> INSTRUCTIONS TO FOLLOW
Count every line that includes the string "true" in the entries that follow. Nothing besides the number is needed.
::::
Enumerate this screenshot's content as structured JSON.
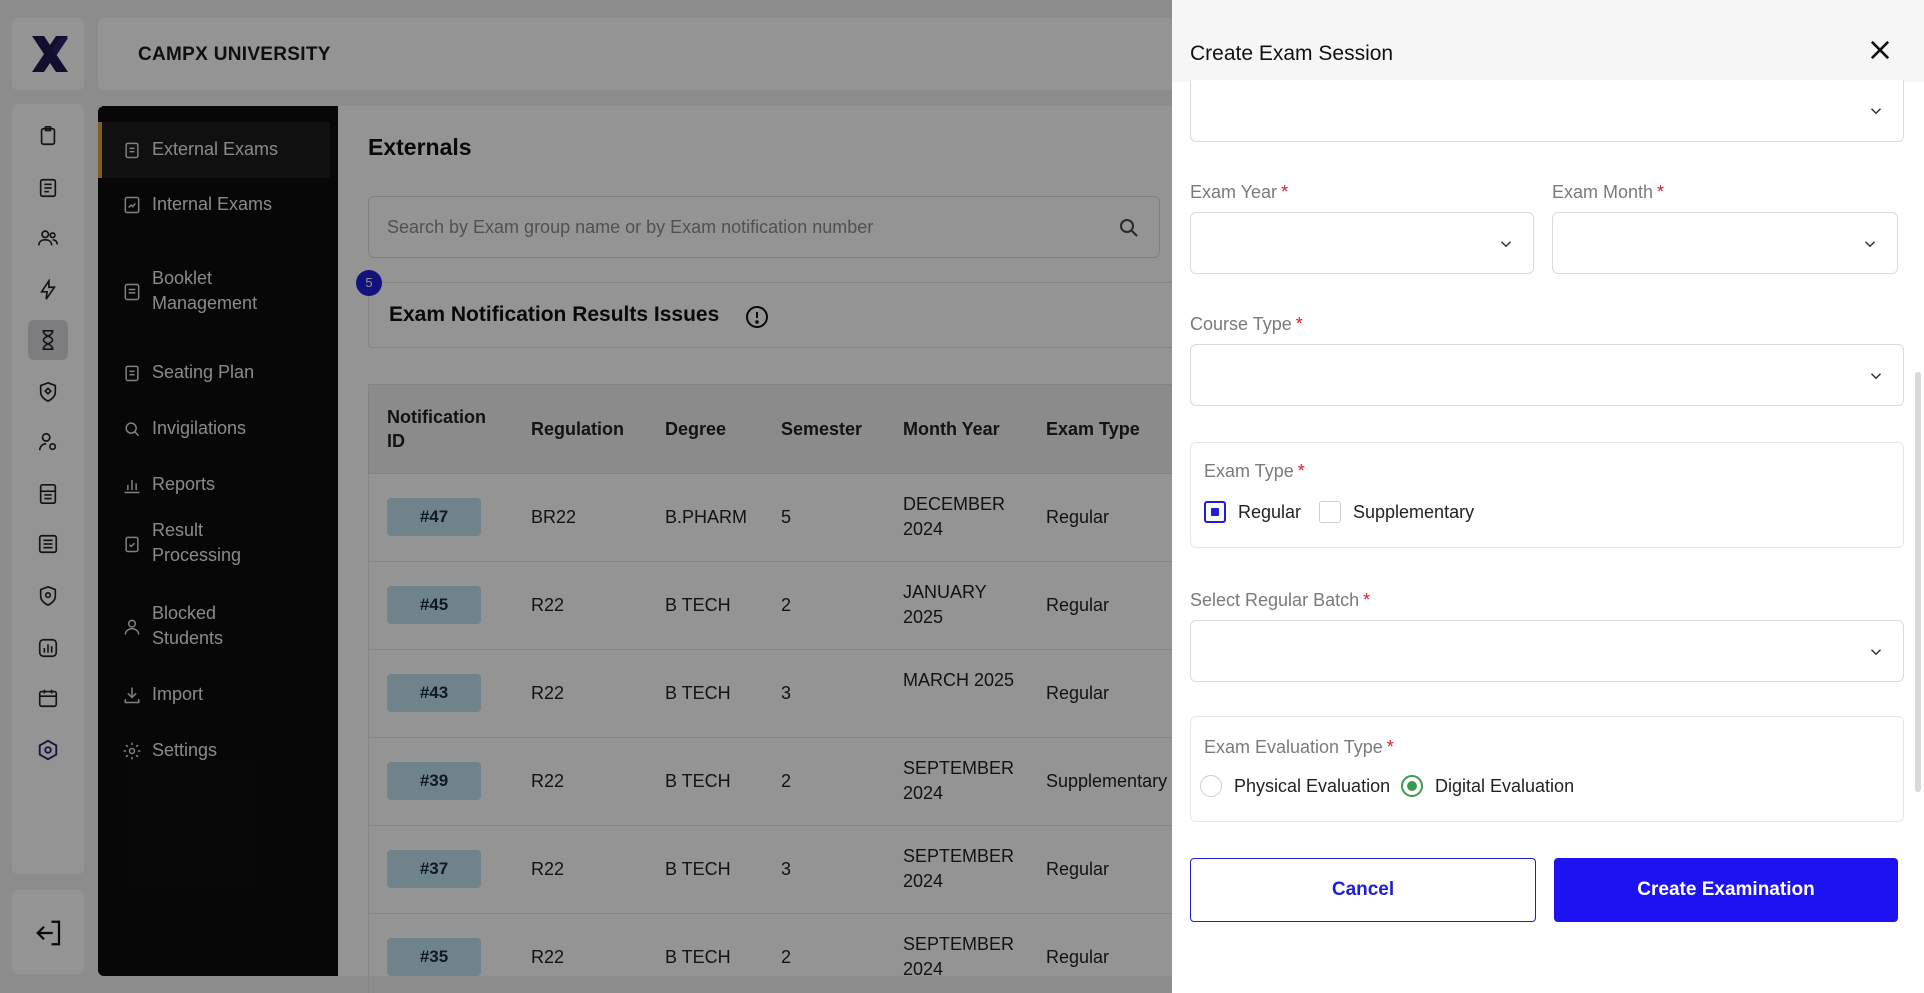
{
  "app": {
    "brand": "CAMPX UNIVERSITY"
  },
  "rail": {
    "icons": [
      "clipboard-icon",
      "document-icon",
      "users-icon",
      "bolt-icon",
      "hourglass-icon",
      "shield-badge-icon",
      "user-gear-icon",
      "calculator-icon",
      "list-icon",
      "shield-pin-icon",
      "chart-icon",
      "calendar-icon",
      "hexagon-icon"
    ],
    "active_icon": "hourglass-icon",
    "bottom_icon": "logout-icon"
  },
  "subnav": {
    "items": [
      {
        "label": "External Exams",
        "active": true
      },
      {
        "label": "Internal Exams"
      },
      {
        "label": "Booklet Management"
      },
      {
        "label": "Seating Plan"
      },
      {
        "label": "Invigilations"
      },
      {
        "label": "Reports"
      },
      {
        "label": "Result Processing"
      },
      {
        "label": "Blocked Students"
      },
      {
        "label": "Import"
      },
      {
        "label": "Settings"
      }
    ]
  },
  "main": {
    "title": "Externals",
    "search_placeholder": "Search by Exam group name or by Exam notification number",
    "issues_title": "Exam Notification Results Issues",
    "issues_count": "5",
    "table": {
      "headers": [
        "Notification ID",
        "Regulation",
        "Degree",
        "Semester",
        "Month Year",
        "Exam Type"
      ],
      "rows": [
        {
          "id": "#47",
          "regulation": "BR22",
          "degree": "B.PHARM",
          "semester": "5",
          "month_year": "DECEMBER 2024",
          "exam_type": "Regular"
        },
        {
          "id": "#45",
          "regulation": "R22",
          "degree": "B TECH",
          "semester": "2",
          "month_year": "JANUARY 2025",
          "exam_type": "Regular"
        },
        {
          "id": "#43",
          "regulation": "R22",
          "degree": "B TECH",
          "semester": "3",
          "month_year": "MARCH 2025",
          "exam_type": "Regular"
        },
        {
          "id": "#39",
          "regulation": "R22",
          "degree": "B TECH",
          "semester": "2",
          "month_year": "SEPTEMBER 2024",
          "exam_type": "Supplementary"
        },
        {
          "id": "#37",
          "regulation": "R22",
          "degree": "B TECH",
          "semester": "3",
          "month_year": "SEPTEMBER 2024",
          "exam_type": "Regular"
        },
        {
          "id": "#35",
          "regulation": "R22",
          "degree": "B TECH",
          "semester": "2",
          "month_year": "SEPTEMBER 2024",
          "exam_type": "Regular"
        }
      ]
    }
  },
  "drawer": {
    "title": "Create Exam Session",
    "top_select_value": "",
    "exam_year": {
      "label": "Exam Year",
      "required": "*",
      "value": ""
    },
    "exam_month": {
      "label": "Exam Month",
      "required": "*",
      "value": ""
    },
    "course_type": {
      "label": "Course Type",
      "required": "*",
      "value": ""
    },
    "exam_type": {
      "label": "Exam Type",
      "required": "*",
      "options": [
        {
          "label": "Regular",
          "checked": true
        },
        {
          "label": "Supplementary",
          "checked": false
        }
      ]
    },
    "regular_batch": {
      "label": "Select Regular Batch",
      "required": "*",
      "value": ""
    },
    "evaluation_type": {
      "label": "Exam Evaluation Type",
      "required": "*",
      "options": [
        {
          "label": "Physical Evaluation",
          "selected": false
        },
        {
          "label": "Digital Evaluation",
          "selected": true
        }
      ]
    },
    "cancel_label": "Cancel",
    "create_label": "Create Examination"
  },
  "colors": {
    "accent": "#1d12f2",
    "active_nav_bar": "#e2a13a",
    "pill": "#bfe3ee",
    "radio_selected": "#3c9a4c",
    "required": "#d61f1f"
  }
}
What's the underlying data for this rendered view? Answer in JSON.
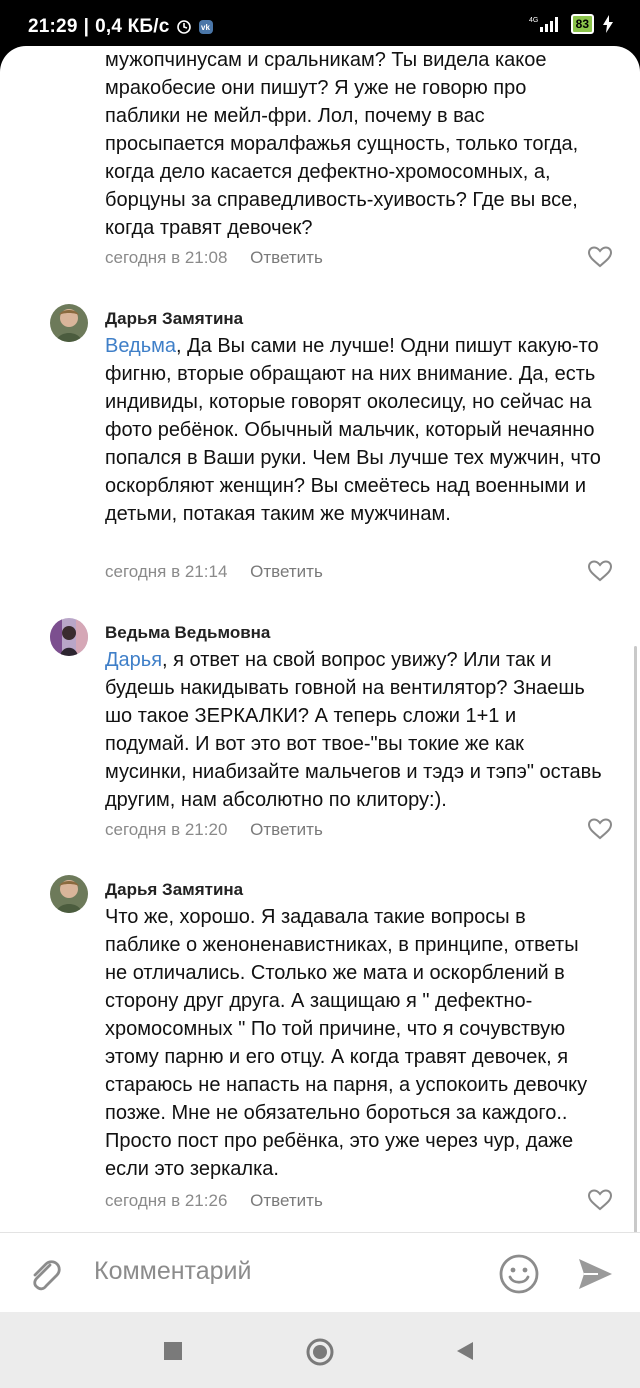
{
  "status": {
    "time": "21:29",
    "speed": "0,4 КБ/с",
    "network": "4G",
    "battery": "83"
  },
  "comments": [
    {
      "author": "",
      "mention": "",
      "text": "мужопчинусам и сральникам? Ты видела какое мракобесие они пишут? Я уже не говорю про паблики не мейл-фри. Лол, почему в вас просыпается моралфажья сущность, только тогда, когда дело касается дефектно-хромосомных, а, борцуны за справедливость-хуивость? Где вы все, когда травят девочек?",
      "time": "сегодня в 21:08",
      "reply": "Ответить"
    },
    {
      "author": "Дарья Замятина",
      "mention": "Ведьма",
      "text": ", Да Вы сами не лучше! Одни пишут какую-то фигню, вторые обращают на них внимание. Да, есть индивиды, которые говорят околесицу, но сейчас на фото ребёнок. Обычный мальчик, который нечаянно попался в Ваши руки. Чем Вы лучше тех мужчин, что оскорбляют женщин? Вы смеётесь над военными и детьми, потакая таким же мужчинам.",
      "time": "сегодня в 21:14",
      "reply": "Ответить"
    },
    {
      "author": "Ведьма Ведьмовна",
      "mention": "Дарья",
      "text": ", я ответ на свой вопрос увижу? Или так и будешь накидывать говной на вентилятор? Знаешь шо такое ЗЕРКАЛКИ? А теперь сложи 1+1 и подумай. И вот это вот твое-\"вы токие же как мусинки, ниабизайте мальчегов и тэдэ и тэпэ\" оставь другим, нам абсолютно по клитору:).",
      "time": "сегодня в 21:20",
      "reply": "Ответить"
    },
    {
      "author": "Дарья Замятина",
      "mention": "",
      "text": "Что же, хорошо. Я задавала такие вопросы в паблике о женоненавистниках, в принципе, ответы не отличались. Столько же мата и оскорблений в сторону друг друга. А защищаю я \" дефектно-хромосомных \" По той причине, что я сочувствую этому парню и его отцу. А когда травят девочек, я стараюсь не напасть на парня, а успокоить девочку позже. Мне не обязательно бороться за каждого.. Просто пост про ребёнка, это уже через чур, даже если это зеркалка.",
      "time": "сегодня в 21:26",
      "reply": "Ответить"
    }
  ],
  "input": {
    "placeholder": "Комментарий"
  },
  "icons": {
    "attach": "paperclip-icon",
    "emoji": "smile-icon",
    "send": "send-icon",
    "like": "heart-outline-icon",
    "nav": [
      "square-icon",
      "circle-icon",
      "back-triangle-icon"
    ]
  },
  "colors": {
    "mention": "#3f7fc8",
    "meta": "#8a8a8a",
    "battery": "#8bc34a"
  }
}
::::
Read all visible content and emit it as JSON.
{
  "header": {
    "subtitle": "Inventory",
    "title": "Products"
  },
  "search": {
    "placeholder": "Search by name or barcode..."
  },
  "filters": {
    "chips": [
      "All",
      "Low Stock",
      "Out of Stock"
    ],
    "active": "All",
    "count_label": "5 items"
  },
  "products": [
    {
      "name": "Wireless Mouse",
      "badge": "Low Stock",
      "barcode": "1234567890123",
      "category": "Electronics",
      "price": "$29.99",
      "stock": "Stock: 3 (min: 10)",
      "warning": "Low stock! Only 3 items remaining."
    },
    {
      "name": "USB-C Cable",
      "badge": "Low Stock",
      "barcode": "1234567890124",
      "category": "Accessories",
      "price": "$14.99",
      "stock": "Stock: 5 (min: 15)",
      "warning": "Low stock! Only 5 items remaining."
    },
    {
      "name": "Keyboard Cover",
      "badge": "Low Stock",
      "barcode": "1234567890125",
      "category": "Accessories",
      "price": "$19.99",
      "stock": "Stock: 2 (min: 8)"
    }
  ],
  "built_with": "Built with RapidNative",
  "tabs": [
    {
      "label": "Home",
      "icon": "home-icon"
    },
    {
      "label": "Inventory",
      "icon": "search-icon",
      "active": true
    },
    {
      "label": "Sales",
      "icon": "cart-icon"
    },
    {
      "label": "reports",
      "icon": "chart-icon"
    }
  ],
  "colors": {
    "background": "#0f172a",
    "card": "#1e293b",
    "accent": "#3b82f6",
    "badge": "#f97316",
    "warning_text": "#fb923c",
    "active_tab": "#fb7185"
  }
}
::::
> SOLUTION TO THE PROBLEM
4